> _CHALLENGE_
Scan the records for the string "this"; copy each line where it occurs.

> _RECORDED DATA_

<<<<

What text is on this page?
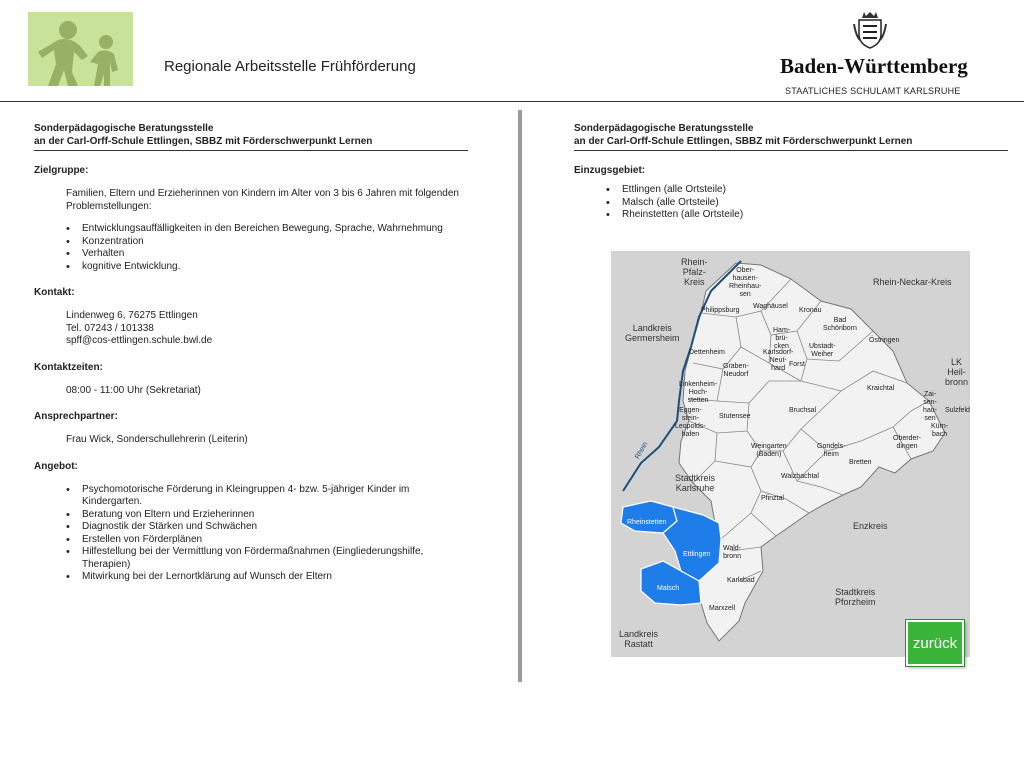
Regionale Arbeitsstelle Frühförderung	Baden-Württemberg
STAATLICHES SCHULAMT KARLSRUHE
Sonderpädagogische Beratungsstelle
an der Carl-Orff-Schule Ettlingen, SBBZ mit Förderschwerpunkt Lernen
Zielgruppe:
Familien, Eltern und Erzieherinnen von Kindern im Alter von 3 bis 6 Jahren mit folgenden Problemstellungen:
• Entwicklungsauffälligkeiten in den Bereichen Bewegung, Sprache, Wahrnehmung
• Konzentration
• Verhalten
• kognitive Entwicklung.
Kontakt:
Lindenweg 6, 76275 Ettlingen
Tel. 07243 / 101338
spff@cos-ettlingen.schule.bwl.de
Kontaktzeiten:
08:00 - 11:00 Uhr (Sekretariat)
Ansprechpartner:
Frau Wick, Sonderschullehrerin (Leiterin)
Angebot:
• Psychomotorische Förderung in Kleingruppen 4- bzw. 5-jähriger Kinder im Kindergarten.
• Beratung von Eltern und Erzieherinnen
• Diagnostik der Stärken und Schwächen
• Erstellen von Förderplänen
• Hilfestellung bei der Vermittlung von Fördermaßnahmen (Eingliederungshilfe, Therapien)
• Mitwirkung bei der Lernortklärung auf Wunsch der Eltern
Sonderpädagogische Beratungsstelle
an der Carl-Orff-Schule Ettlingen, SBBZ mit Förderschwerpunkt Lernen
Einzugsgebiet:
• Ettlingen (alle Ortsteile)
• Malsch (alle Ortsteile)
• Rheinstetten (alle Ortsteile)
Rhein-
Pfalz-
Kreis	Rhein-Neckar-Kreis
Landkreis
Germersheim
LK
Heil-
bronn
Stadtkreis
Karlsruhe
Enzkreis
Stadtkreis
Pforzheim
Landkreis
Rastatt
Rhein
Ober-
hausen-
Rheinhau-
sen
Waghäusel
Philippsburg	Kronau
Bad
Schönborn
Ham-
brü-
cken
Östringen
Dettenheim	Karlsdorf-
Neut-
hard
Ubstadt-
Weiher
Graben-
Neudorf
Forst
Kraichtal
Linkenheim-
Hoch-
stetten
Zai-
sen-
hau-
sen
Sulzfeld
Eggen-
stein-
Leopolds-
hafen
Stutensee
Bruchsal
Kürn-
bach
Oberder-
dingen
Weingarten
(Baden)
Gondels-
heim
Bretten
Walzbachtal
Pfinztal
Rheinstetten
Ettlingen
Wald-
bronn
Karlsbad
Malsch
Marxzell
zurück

>>>>
<<<<

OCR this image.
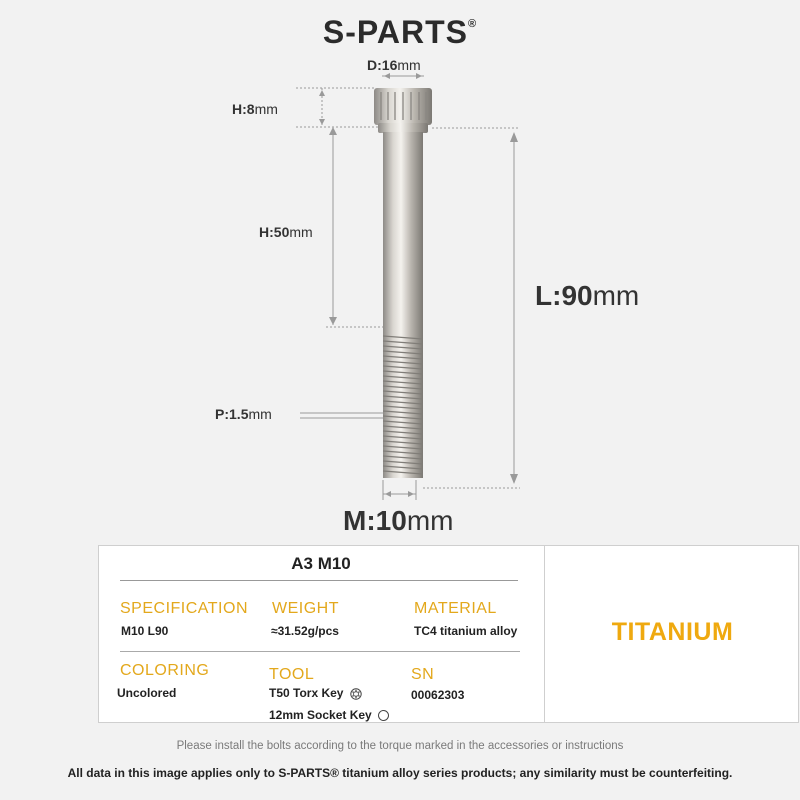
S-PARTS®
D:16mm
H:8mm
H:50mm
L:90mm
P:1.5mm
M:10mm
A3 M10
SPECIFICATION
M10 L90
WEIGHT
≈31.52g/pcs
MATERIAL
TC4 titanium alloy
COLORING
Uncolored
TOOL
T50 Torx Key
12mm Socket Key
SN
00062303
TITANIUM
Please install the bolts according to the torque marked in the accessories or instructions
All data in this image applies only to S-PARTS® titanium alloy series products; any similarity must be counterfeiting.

>>>>

> _REPLY_
What text is on this page?
OCR this image.
All data in this image applies only to S-PARTS® titanium alloy series products; any similarity must be counterfeiting.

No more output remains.